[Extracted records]
◆ ◆ ◆ ◆ ◆
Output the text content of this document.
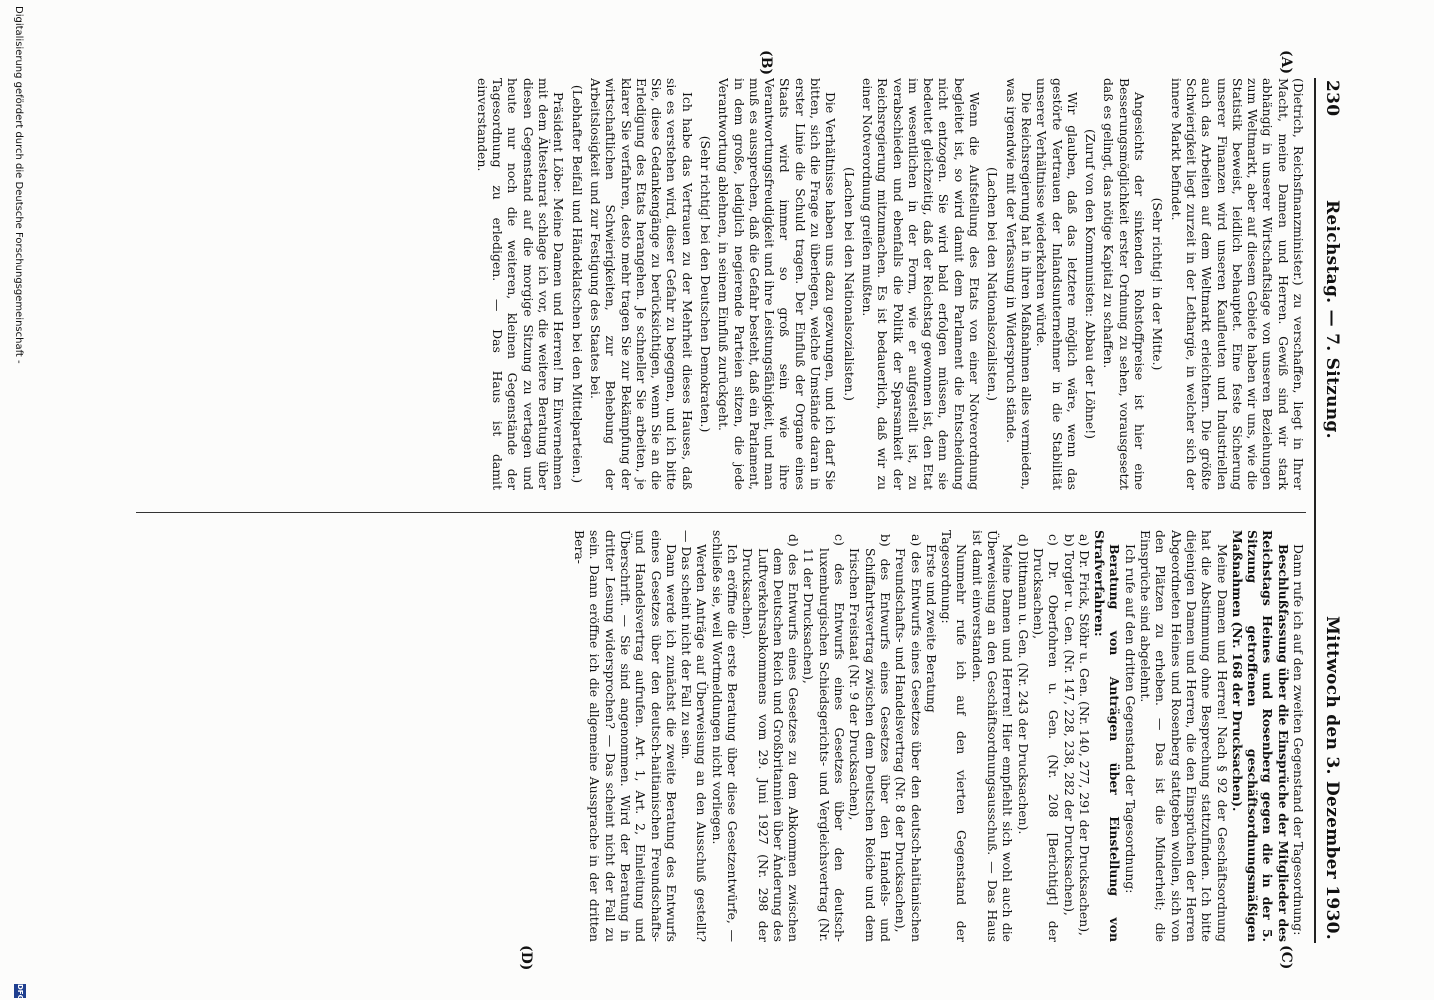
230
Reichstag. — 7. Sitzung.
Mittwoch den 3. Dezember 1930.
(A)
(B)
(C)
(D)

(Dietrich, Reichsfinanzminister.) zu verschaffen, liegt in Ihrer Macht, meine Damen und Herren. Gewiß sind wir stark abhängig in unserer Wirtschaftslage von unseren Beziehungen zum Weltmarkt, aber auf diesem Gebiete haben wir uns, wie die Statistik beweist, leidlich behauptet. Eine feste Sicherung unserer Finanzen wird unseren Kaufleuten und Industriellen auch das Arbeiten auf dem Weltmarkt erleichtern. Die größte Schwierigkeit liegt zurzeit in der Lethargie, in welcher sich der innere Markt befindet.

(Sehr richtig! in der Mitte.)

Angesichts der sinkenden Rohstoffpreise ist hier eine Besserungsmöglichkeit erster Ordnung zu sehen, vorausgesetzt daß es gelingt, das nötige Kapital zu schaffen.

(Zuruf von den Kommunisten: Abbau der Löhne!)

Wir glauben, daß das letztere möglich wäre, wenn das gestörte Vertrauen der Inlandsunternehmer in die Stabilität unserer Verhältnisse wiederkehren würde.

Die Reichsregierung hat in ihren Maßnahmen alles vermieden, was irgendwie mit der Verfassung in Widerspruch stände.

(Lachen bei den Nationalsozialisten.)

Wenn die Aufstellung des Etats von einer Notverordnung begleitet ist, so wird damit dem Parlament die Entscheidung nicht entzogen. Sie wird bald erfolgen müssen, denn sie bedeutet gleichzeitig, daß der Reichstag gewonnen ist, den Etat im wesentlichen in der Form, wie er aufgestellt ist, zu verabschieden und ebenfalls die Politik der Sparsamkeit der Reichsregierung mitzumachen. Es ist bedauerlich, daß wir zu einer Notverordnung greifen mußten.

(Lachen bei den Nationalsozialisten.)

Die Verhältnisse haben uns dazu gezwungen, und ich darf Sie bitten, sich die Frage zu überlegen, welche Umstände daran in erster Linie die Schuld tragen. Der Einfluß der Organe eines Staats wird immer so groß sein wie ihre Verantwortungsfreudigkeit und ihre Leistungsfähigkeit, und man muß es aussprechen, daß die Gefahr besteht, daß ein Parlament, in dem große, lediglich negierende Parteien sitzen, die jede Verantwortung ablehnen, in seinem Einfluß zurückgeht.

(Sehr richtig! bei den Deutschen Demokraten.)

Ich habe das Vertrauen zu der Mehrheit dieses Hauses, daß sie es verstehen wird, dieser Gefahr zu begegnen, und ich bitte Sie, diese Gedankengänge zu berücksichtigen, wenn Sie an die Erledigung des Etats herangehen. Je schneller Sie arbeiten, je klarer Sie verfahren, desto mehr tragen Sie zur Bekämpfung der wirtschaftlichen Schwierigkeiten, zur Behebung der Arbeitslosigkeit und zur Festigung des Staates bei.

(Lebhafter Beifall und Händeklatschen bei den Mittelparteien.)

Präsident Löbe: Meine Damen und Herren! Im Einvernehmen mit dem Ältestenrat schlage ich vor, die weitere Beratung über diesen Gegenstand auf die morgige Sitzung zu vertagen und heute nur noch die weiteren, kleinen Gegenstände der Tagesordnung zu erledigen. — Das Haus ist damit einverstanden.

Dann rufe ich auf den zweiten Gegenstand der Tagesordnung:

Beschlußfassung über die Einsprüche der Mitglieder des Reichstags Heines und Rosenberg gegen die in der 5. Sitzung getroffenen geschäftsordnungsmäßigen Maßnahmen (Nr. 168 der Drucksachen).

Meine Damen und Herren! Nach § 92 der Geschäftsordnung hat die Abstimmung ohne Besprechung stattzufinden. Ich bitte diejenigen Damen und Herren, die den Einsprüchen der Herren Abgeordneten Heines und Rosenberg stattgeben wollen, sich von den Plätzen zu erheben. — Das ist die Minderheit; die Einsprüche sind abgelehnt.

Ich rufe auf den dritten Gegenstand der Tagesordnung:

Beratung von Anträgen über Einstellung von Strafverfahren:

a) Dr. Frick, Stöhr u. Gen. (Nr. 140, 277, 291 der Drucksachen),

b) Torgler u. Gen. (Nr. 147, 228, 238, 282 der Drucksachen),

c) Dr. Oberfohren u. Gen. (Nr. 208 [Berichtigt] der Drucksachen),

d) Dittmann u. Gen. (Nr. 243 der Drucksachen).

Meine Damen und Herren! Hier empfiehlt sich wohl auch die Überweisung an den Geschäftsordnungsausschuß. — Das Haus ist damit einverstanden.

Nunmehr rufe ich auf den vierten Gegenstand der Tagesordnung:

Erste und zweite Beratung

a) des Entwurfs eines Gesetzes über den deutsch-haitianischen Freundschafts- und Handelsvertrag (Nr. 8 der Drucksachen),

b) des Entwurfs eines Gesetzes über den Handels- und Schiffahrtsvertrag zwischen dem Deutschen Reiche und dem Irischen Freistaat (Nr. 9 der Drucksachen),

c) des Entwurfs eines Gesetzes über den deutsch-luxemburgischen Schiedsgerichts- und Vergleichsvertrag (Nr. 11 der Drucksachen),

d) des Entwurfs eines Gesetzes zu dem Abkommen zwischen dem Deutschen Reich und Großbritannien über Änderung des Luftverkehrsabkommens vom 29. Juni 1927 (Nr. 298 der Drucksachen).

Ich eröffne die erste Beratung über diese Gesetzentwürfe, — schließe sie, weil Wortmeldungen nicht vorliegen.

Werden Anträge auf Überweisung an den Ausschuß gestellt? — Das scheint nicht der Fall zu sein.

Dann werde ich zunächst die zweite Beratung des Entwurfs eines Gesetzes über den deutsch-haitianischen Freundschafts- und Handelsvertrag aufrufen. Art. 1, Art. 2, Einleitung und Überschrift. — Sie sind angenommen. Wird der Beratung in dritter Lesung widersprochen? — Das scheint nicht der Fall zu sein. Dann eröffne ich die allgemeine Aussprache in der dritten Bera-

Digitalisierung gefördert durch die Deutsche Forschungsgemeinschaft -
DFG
◆ ◆ ◆ ◆ ◆
### Task goal
Check each line of the records above for "Einsprüche", and copy those that have it.

### Answer to this exercise
Beschlußfassung über die Einsprüche der Mitglieder des Reichstags Heines und Rosenberg gegen die in der 5. Sitzung getroffenen geschäftsordnungsmäßigen Maßnahmen (Nr. 168 der Drucksachen).
Meine Damen und Herren! Nach § 92 der Geschäftsordnung hat die Abstimmung ohne Besprechung stattzufinden. Ich bitte diejenigen Damen und Herren, die den Einsprüchen der Herren Abgeordneten Heines und Rosenberg stattgeben wollen, sich von den Plätzen zu erheben. — Das ist die Minderheit; die Einsprüche sind abgelehnt.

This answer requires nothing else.